- **WHAT YOU SHOULD DO**
Extract each line where the string "density" shows up.

Entries with figure data
◆ ◆ ◆ ◆

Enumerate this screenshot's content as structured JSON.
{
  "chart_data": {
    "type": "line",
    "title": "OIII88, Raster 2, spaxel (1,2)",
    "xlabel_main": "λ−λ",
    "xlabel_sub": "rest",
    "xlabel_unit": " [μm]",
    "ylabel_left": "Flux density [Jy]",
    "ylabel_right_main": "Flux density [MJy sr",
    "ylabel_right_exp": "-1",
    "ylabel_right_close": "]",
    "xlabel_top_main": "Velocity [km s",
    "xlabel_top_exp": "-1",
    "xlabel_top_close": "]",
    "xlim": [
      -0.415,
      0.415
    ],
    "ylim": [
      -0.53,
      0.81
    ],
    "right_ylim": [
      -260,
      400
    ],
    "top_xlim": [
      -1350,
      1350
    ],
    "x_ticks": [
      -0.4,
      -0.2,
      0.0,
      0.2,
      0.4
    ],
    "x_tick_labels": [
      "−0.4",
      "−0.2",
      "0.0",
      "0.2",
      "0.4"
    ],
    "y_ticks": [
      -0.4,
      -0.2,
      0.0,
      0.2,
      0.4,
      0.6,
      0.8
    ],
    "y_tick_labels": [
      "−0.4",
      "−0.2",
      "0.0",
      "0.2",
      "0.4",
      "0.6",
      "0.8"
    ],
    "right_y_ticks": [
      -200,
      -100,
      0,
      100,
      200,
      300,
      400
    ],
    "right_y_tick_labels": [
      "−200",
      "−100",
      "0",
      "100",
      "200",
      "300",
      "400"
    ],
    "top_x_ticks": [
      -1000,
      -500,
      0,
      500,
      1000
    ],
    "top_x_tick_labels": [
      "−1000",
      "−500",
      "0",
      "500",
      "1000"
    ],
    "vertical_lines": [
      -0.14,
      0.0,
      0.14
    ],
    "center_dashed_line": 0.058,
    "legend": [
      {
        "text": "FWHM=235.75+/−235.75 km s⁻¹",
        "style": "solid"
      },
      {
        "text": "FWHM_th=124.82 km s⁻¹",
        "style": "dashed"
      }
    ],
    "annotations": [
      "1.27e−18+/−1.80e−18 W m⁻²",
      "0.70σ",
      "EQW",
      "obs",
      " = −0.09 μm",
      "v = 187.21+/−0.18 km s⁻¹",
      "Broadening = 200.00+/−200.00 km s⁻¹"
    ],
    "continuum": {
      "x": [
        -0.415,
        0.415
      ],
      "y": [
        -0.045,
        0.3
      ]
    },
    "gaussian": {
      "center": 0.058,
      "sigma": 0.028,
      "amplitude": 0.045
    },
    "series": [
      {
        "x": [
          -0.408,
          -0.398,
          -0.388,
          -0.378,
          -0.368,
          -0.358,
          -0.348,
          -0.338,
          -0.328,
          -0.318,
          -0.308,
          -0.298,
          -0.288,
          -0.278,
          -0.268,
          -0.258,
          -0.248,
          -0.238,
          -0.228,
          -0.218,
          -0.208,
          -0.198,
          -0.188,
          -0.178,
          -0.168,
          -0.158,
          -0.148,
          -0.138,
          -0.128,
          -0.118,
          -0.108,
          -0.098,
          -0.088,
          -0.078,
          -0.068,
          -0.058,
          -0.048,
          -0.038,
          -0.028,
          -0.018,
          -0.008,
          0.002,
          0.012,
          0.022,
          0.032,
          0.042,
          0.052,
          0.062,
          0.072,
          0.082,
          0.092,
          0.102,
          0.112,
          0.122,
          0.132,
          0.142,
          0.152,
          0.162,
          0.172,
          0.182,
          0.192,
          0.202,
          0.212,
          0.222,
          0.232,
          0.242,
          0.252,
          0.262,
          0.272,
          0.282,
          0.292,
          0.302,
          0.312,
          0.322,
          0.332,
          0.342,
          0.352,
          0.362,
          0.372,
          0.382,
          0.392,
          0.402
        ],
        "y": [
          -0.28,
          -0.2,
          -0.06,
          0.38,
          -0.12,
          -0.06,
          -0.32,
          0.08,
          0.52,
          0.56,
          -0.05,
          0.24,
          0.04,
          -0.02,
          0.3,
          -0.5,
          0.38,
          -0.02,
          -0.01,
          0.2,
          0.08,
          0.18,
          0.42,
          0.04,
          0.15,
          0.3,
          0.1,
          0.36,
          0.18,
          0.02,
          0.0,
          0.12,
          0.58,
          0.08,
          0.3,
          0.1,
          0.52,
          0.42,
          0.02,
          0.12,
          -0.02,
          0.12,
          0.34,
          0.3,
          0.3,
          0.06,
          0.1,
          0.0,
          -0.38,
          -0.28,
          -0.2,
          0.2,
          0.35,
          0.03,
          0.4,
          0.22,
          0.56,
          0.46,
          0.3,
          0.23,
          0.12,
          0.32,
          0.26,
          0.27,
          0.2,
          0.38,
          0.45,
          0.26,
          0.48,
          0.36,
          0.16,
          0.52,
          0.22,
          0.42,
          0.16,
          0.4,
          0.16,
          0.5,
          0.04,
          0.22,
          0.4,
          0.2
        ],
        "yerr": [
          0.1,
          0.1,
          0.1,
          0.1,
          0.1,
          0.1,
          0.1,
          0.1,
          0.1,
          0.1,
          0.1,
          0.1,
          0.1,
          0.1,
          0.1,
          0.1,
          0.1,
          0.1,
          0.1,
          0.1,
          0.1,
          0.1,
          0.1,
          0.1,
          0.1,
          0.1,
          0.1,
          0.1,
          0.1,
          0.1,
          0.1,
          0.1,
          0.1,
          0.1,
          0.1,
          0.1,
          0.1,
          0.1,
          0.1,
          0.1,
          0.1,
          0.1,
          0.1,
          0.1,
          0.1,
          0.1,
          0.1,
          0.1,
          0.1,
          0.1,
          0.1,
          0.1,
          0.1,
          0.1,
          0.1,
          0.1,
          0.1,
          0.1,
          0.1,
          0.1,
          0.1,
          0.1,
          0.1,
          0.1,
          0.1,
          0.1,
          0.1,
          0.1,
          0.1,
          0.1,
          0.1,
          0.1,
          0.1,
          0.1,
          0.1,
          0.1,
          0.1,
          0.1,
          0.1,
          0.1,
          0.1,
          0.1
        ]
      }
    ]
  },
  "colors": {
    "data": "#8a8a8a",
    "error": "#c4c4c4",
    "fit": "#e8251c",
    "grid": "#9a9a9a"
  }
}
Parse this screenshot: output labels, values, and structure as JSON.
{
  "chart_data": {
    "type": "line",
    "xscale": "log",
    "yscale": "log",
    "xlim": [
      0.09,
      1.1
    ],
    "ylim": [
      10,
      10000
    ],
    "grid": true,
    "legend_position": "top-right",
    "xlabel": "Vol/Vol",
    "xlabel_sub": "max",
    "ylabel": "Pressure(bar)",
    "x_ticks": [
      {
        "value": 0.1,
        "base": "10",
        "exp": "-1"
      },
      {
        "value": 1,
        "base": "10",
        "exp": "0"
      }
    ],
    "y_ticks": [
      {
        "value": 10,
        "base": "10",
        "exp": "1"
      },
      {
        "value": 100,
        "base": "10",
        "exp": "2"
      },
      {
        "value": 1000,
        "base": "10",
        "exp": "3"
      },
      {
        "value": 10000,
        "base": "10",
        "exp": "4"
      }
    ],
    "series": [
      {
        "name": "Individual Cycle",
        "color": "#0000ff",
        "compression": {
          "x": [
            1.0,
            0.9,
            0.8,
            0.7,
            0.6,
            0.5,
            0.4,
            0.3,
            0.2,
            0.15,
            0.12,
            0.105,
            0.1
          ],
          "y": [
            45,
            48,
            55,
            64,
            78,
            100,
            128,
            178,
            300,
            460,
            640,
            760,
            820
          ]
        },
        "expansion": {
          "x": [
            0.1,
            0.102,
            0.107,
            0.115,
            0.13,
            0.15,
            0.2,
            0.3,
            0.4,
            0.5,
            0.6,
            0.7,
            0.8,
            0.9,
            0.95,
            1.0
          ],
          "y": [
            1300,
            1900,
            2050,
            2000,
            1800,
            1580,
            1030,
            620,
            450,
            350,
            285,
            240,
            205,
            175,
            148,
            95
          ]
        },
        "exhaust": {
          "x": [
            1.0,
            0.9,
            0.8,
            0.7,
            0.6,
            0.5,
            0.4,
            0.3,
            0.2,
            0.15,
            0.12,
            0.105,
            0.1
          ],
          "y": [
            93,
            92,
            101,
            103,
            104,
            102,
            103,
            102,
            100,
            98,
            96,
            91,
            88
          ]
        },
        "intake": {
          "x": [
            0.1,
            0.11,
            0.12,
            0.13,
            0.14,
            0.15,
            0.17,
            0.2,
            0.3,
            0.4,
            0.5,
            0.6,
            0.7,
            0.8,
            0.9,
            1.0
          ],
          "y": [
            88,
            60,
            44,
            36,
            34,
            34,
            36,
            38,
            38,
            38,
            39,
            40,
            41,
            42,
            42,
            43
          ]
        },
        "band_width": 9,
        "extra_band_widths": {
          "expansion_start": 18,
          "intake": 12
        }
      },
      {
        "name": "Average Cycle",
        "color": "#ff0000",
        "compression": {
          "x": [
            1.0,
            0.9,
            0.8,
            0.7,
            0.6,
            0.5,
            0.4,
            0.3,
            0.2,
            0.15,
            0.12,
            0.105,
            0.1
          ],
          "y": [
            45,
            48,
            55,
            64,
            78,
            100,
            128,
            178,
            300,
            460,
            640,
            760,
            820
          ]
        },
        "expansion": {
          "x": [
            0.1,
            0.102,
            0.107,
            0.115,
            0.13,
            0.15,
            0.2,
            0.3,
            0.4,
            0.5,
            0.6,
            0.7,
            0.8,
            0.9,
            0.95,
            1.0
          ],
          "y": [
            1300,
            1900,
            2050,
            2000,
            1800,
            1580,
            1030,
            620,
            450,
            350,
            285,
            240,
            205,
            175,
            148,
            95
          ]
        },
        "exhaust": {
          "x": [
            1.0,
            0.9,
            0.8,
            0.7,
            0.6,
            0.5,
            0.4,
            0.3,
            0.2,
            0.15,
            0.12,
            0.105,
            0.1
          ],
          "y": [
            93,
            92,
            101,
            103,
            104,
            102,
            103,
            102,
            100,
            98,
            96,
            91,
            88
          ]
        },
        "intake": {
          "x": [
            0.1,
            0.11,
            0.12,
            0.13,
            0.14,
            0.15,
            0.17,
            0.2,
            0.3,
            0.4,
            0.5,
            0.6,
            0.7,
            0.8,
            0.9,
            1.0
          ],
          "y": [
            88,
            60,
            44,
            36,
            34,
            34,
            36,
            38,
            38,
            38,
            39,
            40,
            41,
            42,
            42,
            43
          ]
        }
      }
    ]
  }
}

◆ ◆ ◆ ◆

- **EXERCISE RESULT**
    "ylabel_left": "Flux density [Jy]",
    "ylabel_right_main": "Flux density [MJy sr",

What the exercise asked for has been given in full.